● **Stated task**:
State the number of lines that contain the word "family", and add nothing else.

[Data records]

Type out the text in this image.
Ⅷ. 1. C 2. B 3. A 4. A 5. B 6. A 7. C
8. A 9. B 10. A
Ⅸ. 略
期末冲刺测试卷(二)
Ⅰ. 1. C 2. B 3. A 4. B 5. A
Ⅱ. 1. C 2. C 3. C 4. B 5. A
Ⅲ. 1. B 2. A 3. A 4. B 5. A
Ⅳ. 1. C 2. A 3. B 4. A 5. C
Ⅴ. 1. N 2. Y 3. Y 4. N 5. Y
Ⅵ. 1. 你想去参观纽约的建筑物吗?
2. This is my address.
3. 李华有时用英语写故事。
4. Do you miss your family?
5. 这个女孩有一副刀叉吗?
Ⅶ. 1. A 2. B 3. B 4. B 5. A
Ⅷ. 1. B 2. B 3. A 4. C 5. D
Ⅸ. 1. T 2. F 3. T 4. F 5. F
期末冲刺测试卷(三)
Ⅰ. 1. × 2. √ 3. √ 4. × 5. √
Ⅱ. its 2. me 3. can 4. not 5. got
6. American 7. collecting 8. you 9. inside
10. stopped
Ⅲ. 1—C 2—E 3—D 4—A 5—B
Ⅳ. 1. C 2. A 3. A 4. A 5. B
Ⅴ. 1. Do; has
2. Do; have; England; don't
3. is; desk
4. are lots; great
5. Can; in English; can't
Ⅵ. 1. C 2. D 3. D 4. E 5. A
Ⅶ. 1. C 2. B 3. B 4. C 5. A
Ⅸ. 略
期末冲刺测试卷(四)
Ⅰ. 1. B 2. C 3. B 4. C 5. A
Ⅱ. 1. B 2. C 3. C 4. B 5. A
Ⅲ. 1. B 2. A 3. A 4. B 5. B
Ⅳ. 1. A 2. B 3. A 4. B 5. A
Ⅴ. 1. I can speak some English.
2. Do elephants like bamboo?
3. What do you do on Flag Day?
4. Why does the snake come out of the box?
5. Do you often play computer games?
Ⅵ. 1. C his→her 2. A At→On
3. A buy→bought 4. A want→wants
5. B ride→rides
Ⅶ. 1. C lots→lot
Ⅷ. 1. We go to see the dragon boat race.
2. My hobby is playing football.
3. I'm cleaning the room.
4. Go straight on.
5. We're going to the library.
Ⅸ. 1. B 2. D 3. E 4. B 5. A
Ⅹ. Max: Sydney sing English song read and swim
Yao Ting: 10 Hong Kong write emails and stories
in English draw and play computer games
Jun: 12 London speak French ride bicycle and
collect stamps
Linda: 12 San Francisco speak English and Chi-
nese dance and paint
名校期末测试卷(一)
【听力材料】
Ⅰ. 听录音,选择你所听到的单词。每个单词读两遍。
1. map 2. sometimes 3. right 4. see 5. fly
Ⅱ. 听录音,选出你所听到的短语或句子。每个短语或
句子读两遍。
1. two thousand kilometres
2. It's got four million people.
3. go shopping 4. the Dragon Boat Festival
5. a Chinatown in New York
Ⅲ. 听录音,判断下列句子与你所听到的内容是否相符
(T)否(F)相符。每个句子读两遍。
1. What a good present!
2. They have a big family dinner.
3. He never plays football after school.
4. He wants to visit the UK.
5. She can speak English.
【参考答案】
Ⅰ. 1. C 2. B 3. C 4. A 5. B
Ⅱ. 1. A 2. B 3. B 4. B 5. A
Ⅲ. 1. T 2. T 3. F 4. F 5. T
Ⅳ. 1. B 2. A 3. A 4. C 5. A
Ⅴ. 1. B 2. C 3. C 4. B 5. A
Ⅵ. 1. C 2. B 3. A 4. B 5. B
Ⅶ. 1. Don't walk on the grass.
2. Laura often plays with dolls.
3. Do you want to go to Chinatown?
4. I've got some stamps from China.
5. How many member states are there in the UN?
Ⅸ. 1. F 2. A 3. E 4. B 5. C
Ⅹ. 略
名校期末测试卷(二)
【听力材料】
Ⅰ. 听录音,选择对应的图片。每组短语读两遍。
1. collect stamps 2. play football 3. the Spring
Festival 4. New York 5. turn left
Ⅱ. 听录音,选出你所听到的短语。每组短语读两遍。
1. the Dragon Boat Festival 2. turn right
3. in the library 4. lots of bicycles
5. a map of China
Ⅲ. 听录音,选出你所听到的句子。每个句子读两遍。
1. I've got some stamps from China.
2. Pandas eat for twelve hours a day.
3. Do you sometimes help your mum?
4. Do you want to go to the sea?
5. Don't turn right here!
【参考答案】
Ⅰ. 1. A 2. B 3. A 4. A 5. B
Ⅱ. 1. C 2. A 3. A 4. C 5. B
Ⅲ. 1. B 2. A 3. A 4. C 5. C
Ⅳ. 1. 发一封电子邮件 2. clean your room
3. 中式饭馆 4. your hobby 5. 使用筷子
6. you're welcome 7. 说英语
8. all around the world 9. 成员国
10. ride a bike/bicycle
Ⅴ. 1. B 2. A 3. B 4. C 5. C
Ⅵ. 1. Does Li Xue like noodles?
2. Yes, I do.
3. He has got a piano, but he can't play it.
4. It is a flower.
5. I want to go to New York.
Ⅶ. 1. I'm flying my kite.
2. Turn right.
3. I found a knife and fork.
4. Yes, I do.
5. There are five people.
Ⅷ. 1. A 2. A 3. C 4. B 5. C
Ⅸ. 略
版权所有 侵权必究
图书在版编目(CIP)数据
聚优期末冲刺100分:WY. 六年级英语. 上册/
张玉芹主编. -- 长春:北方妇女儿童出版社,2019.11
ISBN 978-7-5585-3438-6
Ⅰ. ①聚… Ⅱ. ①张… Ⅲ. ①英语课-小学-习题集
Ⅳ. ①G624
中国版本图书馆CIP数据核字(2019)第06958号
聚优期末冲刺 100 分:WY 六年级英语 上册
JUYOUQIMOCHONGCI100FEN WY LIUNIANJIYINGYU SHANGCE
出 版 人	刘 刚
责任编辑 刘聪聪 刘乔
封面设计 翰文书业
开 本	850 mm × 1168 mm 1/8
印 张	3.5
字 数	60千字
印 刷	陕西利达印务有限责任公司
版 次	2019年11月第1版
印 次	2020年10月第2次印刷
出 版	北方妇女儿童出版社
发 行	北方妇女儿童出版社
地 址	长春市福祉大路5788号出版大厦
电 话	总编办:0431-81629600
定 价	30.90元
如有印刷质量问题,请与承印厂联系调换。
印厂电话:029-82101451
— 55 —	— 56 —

● **Worked answer**:
2